### DATA PROVIDED

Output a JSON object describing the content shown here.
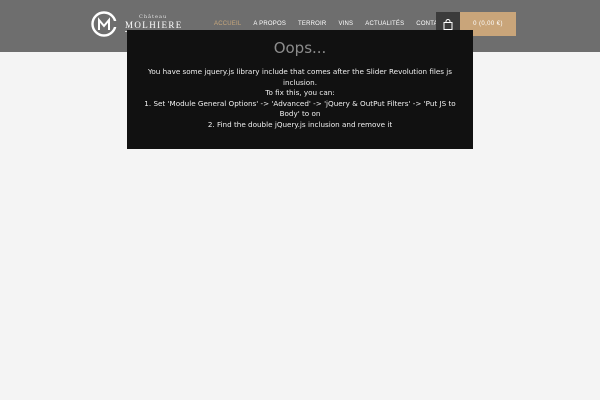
{
  "header": {
    "logo": {
      "small_text": "Château",
      "big_text": "MOLHIERE",
      "mark_letters": "CM"
    },
    "nav": [
      {
        "label": "ACCUEIL",
        "active": true
      },
      {
        "label": "A PROPOS",
        "active": false
      },
      {
        "label": "TERROIR",
        "active": false
      },
      {
        "label": "VINS",
        "active": false
      },
      {
        "label": "ACTUALITÉS",
        "active": false
      },
      {
        "label": "CONTACTS",
        "active": false
      }
    ],
    "cart": {
      "icon": "shopping-bag-icon",
      "total": "0 (0,00 €)"
    }
  },
  "error": {
    "title": "Oops...",
    "line1": "You have some jquery.js library include that comes after the Slider Revolution files js inclusion.",
    "line2": "To fix this, you can:",
    "line3": "1. Set 'Module General Options' -> 'Advanced' -> 'jQuery & OutPut Filters' -> 'Put JS to Body' to on",
    "line4": "2. Find the double jQuery.js inclusion and remove it"
  },
  "colors": {
    "header_bg": "#6e6e6e",
    "accent_gold": "#c9a57a",
    "page_bg": "#f4f4f4",
    "error_bg": "#111111"
  }
}
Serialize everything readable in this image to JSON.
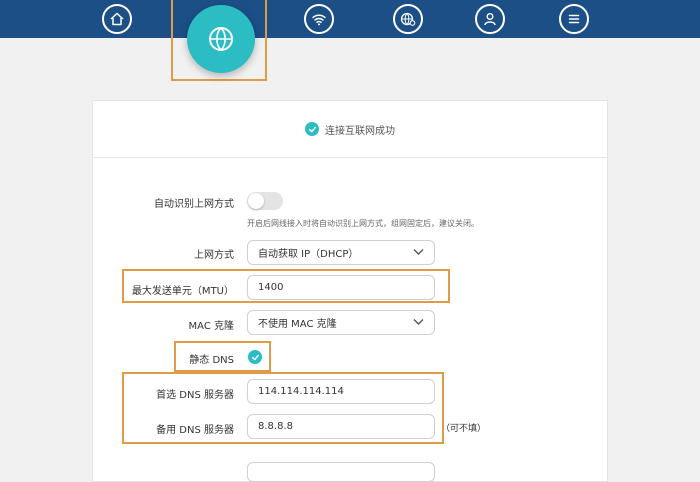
{
  "nav": {
    "items": [
      {
        "icon": "home-icon"
      },
      {
        "icon": "globe-icon",
        "active": true
      },
      {
        "icon": "wifi-icon"
      },
      {
        "icon": "settings-globe-icon"
      },
      {
        "icon": "user-icon"
      },
      {
        "icon": "menu-icon"
      }
    ],
    "colors": {
      "bar": "#1b4f86",
      "accent": "#2bbdc3",
      "highlight": "#e19a45"
    }
  },
  "status": {
    "text": "连接互联网成功"
  },
  "form": {
    "auto_detect": {
      "label": "自动识别上网方式",
      "enabled": false,
      "hint": "开启后网线接入时将自动识别上网方式，组网固定后，建议关闭。"
    },
    "wan_mode": {
      "label": "上网方式",
      "value": "自动获取 IP（DHCP）"
    },
    "mtu": {
      "label": "最大发送单元（MTU）",
      "value": "1400"
    },
    "mac_clone": {
      "label": "MAC 克隆",
      "value": "不使用 MAC 克隆"
    },
    "static_dns": {
      "label": "静态 DNS",
      "checked": true
    },
    "primary_dns": {
      "label": "首选 DNS 服务器",
      "value": "114.114.114.114"
    },
    "secondary_dns": {
      "label": "备用 DNS 服务器",
      "value": "8.8.8.8",
      "note": "（可不填）"
    }
  }
}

### TASK TO COMPLETE
Quote all the lines above exactly as given. Do not include the pictures.

### EXPECTED OUTPUT
Output a JSON object describing the content shown here.
{
  "header": {
    "logo": {
      "small_text": "Château",
      "big_text": "MOLHIERE",
      "mark_letters": "CM"
    },
    "nav": [
      {
        "label": "ACCUEIL",
        "active": true
      },
      {
        "label": "A PROPOS",
        "active": false
      },
      {
        "label": "TERROIR",
        "active": false
      },
      {
        "label": "VINS",
        "active": false
      },
      {
        "label": "ACTUALITÉS",
        "active": false
      },
      {
        "label": "CONTACTS",
        "active": false
      }
    ],
    "cart": {
      "icon": "shopping-bag-icon",
      "total": "0 (0,00 €)"
    }
  },
  "error": {
    "title": "Oops...",
    "line1": "You have some jquery.js library include that comes after the Slider Revolution files js inclusion.",
    "line2": "To fix this, you can:",
    "line3": "1. Set 'Module General Options' -> 'Advanced' -> 'jQuery & OutPut Filters' -> 'Put JS to Body' to on",
    "line4": "2. Find the double jQuery.js inclusion and remove it"
  },
  "colors": {
    "header_bg": "#6e6e6e",
    "accent_gold": "#c9a57a",
    "page_bg": "#f4f4f4",
    "error_bg": "#111111"
  }
}
Serialize everything readable in this image to JSON.
{
  "nav": {
    "items": [
      {
        "icon": "home-icon"
      },
      {
        "icon": "globe-icon",
        "active": true
      },
      {
        "icon": "wifi-icon"
      },
      {
        "icon": "settings-globe-icon"
      },
      {
        "icon": "user-icon"
      },
      {
        "icon": "menu-icon"
      }
    ],
    "colors": {
      "bar": "#1b4f86",
      "accent": "#2bbdc3",
      "highlight": "#e19a45"
    }
  },
  "status": {
    "text": "连接互联网成功"
  },
  "form": {
    "auto_detect": {
      "label": "自动识别上网方式",
      "enabled": false,
      "hint": "开启后网线接入时将自动识别上网方式，组网固定后，建议关闭。"
    },
    "wan_mode": {
      "label": "上网方式",
      "value": "自动获取 IP（DHCP）"
    },
    "mtu": {
      "label": "最大发送单元（MTU）",
      "value": "1400"
    },
    "mac_clone": {
      "label": "MAC 克隆",
      "value": "不使用 MAC 克隆"
    },
    "static_dns": {
      "label": "静态 DNS",
      "checked": true
    },
    "primary_dns": {
      "label": "首选 DNS 服务器",
      "value": "114.114.114.114"
    },
    "secondary_dns": {
      "label": "备用 DNS 服务器",
      "value": "8.8.8.8",
      "note": "（可不填）"
    }
  }
}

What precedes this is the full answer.